The records that follow must be reproduced in full, exactly as written.

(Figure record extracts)
--------------------
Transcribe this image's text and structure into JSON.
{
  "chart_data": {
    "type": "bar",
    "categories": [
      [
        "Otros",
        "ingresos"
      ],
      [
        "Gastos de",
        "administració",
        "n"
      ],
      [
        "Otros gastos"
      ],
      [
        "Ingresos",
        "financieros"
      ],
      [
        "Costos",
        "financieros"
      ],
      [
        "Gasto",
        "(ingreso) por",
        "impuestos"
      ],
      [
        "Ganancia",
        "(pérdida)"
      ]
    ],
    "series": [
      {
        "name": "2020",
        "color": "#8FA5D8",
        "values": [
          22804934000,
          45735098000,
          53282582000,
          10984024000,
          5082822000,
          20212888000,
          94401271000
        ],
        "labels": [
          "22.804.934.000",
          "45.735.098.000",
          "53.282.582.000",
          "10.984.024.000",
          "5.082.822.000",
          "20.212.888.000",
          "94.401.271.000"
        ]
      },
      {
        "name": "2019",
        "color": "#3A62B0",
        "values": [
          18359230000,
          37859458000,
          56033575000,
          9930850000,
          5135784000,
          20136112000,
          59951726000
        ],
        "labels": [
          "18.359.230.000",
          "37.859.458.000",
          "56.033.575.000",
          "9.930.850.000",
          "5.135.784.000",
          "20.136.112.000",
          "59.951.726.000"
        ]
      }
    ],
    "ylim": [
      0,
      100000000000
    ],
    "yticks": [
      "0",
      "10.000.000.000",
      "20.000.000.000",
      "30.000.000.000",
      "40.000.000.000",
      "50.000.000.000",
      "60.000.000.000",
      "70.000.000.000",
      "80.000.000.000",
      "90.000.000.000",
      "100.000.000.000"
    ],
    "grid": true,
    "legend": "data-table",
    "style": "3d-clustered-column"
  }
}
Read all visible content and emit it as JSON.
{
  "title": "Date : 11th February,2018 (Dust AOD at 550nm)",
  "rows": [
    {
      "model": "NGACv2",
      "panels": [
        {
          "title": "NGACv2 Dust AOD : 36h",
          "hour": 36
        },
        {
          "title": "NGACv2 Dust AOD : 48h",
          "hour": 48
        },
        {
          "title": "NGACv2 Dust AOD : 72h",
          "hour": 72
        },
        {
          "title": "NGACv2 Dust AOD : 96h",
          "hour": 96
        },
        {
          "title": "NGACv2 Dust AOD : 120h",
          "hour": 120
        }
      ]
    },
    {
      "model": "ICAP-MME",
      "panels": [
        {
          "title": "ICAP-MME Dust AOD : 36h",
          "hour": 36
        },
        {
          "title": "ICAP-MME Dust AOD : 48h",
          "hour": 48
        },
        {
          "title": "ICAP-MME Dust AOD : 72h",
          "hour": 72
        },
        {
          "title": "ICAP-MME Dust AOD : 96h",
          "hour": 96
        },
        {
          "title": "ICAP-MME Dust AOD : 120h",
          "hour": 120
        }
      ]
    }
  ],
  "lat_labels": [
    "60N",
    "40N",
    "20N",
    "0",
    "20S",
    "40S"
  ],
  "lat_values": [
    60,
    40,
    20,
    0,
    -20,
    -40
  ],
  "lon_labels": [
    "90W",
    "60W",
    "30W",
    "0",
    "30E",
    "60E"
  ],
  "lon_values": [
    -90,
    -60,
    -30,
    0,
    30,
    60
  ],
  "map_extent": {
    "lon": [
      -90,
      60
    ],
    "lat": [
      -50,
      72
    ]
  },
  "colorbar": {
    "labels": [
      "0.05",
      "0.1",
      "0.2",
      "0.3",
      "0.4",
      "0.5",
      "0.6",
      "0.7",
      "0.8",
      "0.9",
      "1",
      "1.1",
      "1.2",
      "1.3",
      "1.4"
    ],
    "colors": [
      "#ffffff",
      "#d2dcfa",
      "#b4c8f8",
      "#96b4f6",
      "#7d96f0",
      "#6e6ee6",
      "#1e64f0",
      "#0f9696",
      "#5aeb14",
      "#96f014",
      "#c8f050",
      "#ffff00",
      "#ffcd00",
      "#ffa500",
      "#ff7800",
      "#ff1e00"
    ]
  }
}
--------------------
#### Exercise result
Transcribe this image's text and structure into JSON.
{
  "chart_data": {
    "type": "bar",
    "categories": [
      [
        "Otros",
        "ingresos"
      ],
      [
        "Gastos de",
        "administració",
        "n"
      ],
      [
        "Otros gastos"
      ],
      [
        "Ingresos",
        "financieros"
      ],
      [
        "Costos",
        "financieros"
      ],
      [
        "Gasto",
        "(ingreso) por",
        "impuestos"
      ],
      [
        "Ganancia",
        "(pérdida)"
      ]
    ],
    "series": [
      {
        "name": "2020",
        "color": "#8FA5D8",
        "values": [
          22804934000,
          45735098000,
          53282582000,
          10984024000,
          5082822000,
          20212888000,
          94401271000
        ],
        "labels": [
          "22.804.934.000",
          "45.735.098.000",
          "53.282.582.000",
          "10.984.024.000",
          "5.082.822.000",
          "20.212.888.000",
          "94.401.271.000"
        ]
      },
      {
        "name": "2019",
        "color": "#3A62B0",
        "values": [
          18359230000,
          37859458000,
          56033575000,
          9930850000,
          5135784000,
          20136112000,
          59951726000
        ],
        "labels": [
          "18.359.230.000",
          "37.859.458.000",
          "56.033.575.000",
          "9.930.850.000",
          "5.135.784.000",
          "20.136.112.000",
          "59.951.726.000"
        ]
      }
    ],
    "ylim": [
      0,
      100000000000
    ],
    "yticks": [
      "0",
      "10.000.000.000",
      "20.000.000.000",
      "30.000.000.000",
      "40.000.000.000",
      "50.000.000.000",
      "60.000.000.000",
      "70.000.000.000",
      "80.000.000.000",
      "90.000.000.000",
      "100.000.000.000"
    ],
    "grid": true,
    "legend": "data-table",
    "style": "3d-clustered-column"
  }
}
Read all visible content and emit it as JSON.
{
  "title": "Date : 11th February,2018 (Dust AOD at 550nm)",
  "rows": [
    {
      "model": "NGACv2",
      "panels": [
        {
          "title": "NGACv2 Dust AOD : 36h",
          "hour": 36
        },
        {
          "title": "NGACv2 Dust AOD : 48h",
          "hour": 48
        },
        {
          "title": "NGACv2 Dust AOD : 72h",
          "hour": 72
        },
        {
          "title": "NGACv2 Dust AOD : 96h",
          "hour": 96
        },
        {
          "title": "NGACv2 Dust AOD : 120h",
          "hour": 120
        }
      ]
    },
    {
      "model": "ICAP-MME",
      "panels": [
        {
          "title": "ICAP-MME Dust AOD : 36h",
          "hour": 36
        },
        {
          "title": "ICAP-MME Dust AOD : 48h",
          "hour": 48
        },
        {
          "title": "ICAP-MME Dust AOD : 72h",
          "hour": 72
        },
        {
          "title": "ICAP-MME Dust AOD : 96h",
          "hour": 96
        },
        {
          "title": "ICAP-MME Dust AOD : 120h",
          "hour": 120
        }
      ]
    }
  ],
  "lat_labels": [
    "60N",
    "40N",
    "20N",
    "0",
    "20S",
    "40S"
  ],
  "lat_values": [
    60,
    40,
    20,
    0,
    -20,
    -40
  ],
  "lon_labels": [
    "90W",
    "60W",
    "30W",
    "0",
    "30E",
    "60E"
  ],
  "lon_values": [
    -90,
    -60,
    -30,
    0,
    30,
    60
  ],
  "map_extent": {
    "lon": [
      -90,
      60
    ],
    "lat": [
      -50,
      72
    ]
  },
  "colorbar": {
    "labels": [
      "0.05",
      "0.1",
      "0.2",
      "0.3",
      "0.4",
      "0.5",
      "0.6",
      "0.7",
      "0.8",
      "0.9",
      "1",
      "1.1",
      "1.2",
      "1.3",
      "1.4"
    ],
    "colors": [
      "#ffffff",
      "#d2dcfa",
      "#b4c8f8",
      "#96b4f6",
      "#7d96f0",
      "#6e6ee6",
      "#1e64f0",
      "#0f9696",
      "#5aeb14",
      "#96f014",
      "#c8f050",
      "#ffff00",
      "#ffcd00",
      "#ffa500",
      "#ff7800",
      "#ff1e00"
    ]
  }
}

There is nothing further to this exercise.